WORK TO BE COMPLETED: Can you pull out each line of the data below that includes the word "シスプラチン"?

DATASET EXCERPTS:
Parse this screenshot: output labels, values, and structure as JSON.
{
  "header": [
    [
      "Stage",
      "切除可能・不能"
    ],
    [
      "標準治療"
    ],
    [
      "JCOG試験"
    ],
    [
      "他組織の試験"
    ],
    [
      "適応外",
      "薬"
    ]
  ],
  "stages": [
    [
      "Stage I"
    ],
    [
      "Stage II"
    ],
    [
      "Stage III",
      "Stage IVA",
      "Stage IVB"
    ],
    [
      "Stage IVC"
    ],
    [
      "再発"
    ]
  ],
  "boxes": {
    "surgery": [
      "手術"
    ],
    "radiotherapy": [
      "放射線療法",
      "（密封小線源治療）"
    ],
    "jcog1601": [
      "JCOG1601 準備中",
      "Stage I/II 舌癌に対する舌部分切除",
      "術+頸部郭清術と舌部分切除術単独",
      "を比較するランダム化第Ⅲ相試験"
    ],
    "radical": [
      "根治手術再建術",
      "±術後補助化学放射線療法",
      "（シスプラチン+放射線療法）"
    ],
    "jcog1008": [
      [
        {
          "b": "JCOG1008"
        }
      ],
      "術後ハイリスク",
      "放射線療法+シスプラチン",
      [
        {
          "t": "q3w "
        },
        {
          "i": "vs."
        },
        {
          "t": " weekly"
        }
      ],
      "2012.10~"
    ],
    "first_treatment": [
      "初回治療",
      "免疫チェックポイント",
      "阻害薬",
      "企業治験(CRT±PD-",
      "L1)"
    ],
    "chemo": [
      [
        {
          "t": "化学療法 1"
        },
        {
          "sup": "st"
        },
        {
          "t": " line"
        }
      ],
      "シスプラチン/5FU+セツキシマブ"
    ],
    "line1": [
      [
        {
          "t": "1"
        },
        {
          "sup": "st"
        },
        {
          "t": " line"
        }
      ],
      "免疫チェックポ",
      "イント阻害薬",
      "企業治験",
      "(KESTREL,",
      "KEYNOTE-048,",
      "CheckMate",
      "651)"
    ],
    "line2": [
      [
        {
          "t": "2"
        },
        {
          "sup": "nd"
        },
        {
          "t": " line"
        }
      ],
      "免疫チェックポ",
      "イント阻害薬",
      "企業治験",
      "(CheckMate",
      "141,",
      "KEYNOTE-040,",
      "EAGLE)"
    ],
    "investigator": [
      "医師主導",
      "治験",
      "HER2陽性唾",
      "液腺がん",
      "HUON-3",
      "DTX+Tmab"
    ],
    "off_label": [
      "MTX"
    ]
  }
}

COMPLETE ANSWER:
      "（シスプラチン+放射線療法）"
      "放射線療法+シスプラチン",
      "シスプラチン/5FU+セツキシマブ"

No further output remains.